-- START --

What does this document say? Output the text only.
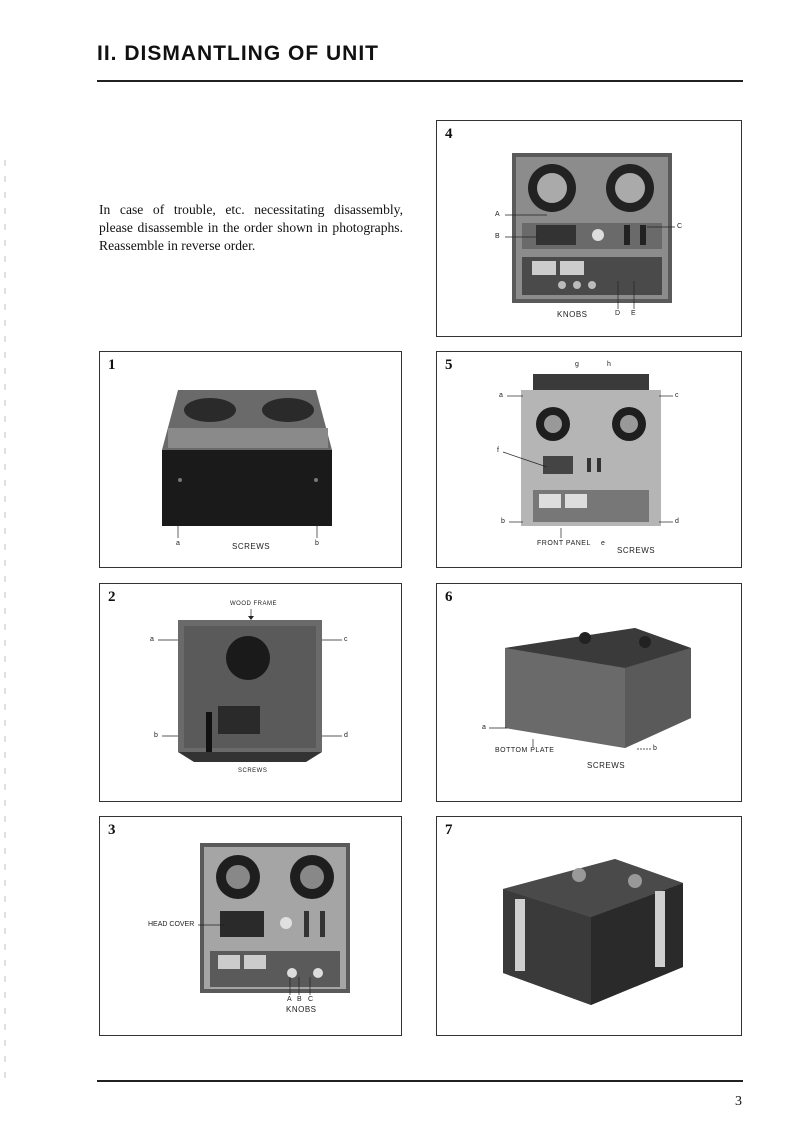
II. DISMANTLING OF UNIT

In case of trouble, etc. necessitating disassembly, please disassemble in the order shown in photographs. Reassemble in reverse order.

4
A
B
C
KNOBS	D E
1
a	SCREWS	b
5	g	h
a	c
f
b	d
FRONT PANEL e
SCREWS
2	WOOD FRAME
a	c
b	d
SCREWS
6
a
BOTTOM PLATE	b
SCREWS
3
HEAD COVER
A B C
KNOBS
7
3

-- END --
-- START --

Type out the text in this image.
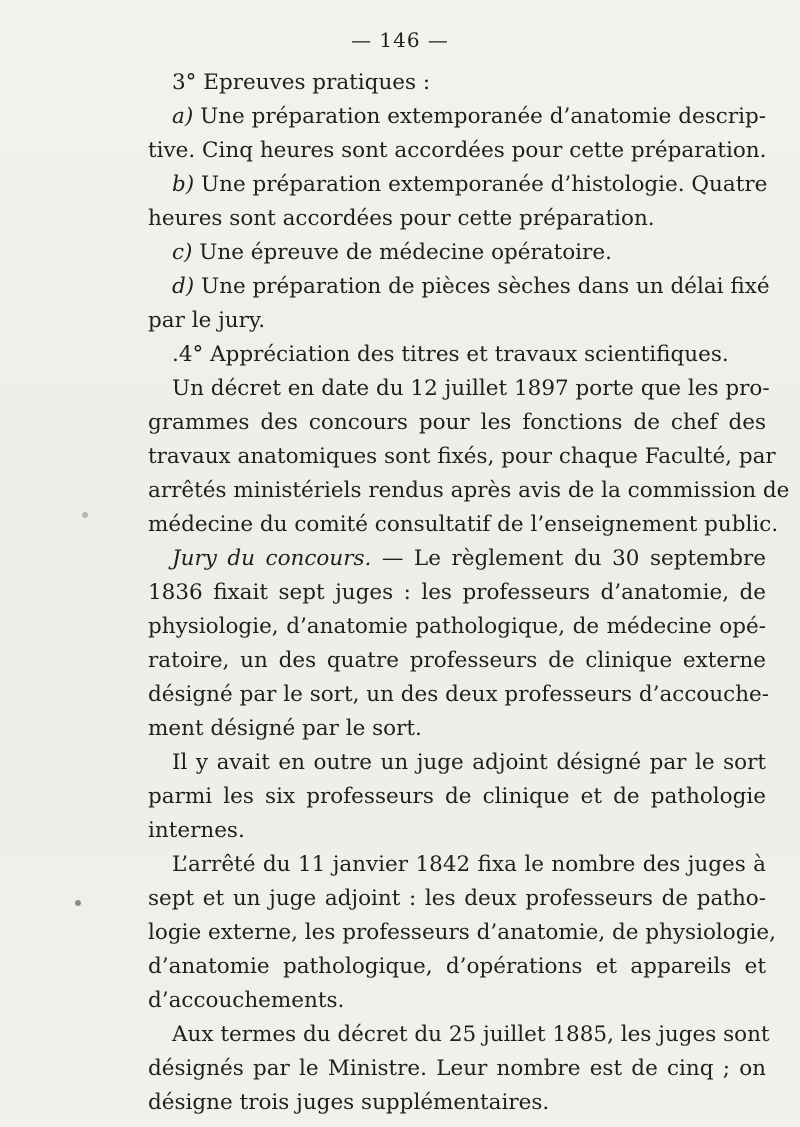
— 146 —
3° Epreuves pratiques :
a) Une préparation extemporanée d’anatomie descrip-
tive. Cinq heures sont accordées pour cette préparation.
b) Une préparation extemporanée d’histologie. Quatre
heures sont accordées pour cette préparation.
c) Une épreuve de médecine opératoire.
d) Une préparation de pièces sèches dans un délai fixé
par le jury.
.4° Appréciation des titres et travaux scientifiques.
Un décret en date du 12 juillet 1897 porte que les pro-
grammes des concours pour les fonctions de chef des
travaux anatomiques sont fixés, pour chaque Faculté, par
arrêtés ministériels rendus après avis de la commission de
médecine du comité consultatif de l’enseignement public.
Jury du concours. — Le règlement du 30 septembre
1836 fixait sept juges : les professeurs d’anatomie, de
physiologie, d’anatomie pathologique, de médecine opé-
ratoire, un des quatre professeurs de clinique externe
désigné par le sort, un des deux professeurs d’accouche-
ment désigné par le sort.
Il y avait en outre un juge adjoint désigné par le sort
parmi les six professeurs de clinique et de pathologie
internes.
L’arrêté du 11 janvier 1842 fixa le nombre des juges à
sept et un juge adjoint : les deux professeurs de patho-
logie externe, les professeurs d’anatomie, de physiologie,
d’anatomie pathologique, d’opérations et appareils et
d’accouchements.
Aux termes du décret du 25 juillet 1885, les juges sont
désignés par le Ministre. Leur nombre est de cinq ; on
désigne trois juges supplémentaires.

-- END --

WHAT IS EXPECTED:
Identify lines with the string "médecine". Copy each one.

RESULT:
c) Une épreuve de médecine opératoire.
médecine du comité consultatif de l’enseignement public.
physiologie, d’anatomie pathologique, de médecine opé-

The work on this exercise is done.